Your goal
Count lines with "callout" in them. Report only the total.

[Start Rows]

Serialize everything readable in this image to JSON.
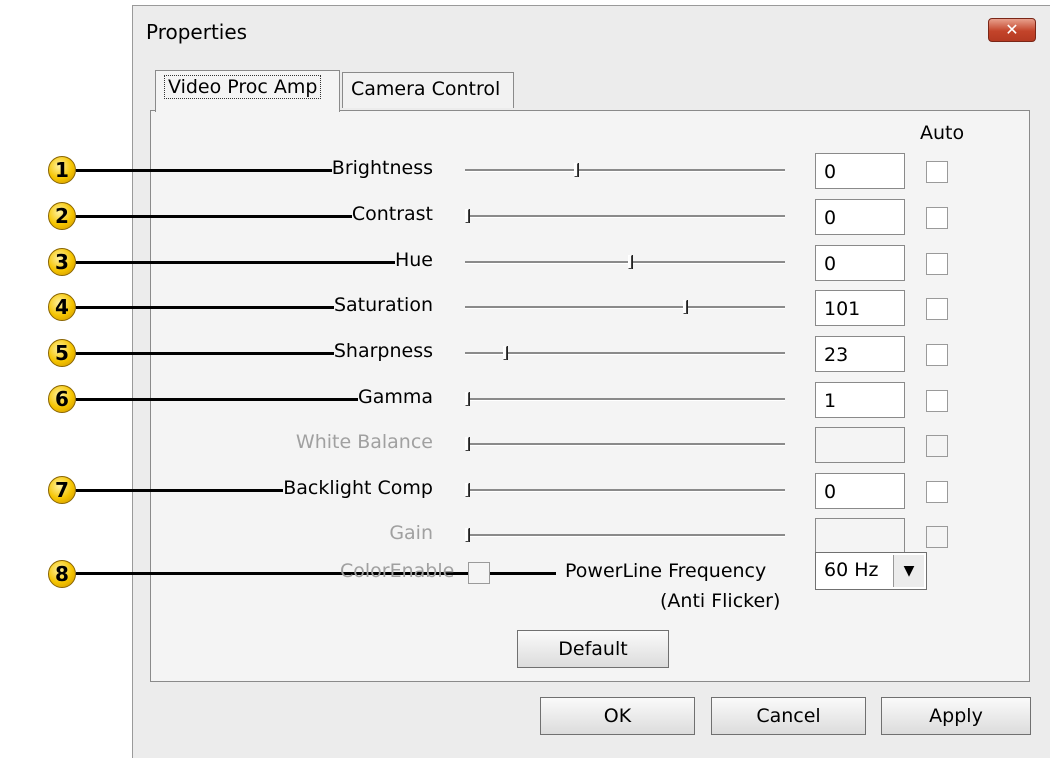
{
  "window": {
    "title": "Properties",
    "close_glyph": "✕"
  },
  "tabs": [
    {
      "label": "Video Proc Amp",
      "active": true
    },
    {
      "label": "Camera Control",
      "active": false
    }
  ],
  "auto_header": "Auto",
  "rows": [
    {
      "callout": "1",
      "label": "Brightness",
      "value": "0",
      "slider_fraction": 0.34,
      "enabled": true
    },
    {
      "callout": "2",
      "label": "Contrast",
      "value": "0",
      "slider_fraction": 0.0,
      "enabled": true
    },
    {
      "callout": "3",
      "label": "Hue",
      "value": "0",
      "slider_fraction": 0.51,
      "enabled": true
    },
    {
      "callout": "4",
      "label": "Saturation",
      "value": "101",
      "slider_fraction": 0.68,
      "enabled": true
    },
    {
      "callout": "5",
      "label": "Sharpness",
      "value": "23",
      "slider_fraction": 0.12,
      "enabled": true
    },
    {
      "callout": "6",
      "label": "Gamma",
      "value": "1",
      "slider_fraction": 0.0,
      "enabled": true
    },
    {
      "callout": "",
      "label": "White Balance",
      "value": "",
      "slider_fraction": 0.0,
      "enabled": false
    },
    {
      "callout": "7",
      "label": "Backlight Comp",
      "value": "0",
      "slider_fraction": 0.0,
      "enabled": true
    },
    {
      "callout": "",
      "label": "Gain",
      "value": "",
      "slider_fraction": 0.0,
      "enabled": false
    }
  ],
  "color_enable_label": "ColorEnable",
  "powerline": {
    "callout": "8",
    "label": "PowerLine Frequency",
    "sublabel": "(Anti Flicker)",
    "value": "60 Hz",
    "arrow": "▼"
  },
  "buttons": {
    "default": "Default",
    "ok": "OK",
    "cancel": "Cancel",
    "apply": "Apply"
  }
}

[End Rows]

Answer to this problem
10